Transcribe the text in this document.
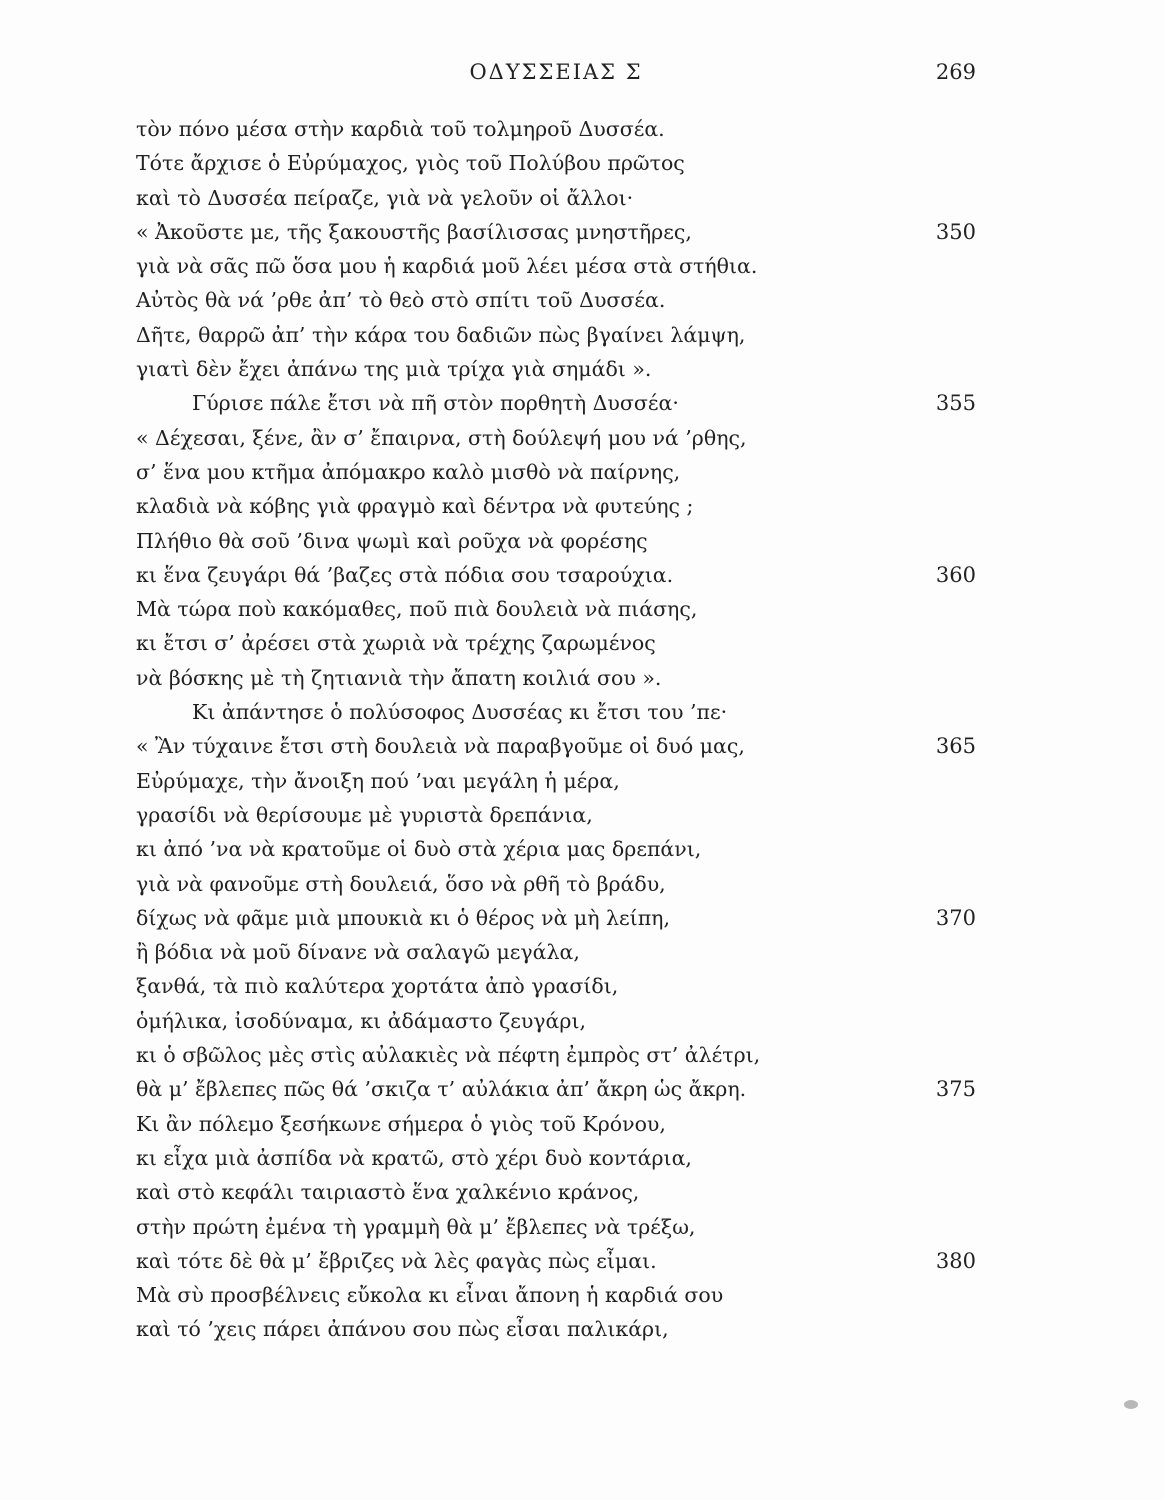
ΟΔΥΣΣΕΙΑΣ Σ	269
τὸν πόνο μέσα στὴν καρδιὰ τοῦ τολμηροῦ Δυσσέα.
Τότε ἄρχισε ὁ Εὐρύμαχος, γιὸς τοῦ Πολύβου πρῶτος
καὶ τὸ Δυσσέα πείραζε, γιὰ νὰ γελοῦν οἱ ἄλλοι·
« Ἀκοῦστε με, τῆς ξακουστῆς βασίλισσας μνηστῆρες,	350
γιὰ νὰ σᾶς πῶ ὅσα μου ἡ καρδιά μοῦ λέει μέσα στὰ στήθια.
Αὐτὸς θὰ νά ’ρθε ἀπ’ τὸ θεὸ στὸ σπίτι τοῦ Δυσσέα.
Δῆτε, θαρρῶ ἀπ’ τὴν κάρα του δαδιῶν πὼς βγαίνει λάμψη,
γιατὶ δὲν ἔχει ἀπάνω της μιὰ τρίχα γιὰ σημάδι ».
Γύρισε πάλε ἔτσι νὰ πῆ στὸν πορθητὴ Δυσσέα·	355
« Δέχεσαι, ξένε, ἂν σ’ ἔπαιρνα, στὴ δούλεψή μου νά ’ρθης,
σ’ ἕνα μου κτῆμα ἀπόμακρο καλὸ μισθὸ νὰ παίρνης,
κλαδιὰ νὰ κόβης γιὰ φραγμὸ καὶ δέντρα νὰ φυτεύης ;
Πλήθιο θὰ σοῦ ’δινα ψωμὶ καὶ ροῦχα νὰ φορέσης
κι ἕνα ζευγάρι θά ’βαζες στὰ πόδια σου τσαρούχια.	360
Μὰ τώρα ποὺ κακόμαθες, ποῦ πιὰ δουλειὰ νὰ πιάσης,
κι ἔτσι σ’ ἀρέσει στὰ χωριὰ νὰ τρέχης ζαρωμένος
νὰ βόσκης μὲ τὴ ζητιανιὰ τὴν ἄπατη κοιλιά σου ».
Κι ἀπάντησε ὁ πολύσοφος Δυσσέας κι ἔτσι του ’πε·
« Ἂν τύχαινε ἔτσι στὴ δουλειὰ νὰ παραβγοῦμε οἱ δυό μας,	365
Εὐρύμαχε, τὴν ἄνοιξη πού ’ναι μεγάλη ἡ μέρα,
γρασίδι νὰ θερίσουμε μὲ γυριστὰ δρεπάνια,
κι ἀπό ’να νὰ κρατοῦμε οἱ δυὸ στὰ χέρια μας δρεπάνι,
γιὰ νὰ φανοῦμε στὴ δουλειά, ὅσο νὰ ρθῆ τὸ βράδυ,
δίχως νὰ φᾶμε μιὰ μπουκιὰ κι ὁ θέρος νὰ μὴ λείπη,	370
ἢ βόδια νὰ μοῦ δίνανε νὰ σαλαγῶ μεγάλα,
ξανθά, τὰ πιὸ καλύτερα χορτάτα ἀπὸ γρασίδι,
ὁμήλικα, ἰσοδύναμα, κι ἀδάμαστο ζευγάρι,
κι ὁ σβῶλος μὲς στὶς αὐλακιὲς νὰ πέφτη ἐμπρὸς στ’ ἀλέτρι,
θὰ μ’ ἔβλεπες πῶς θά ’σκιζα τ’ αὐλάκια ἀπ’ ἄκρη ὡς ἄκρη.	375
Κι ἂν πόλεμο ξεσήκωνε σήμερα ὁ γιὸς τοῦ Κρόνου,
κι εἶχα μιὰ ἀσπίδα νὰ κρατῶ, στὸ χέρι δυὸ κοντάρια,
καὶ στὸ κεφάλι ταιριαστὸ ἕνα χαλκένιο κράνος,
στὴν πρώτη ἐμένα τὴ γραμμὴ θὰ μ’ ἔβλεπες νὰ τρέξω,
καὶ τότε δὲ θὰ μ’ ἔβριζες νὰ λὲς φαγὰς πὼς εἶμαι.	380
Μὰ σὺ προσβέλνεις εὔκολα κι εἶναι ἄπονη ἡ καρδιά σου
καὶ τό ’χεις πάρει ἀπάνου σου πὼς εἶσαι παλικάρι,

...

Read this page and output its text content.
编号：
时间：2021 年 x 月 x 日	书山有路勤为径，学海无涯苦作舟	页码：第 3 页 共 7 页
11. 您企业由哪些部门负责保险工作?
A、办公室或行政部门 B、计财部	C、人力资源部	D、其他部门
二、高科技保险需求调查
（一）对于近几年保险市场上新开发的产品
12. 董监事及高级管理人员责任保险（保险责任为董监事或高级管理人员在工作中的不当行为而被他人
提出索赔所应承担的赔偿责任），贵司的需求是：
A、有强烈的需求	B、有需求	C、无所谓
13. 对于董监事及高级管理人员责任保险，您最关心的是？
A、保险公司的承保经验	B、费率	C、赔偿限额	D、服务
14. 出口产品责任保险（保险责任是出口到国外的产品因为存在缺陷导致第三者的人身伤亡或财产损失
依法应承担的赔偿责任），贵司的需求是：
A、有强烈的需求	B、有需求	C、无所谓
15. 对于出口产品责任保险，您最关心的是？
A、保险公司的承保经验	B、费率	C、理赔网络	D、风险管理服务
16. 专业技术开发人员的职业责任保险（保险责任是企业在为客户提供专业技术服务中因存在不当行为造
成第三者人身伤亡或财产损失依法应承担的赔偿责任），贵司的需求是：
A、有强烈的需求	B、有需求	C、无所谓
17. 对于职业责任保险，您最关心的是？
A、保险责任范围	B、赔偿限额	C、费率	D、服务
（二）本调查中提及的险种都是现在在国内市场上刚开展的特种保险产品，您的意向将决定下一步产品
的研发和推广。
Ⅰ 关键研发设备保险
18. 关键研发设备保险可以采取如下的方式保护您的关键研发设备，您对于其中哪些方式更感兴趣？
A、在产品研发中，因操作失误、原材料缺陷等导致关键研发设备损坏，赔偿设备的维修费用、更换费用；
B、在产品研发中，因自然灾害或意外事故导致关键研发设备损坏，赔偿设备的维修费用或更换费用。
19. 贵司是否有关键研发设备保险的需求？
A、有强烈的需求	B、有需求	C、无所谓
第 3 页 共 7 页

What you have to do: Wherever the word "γιὸς" occurs in a line of the listing, copy that line.

Correct output:
Τότε ἄρχισε ὁ Εὐρύμαχος, γιὸς τοῦ Πολύβου πρῶτος
Κι ἂν πόλεμο ξεσήκωνε σήμερα ὁ γιὸς τοῦ Κρόνου,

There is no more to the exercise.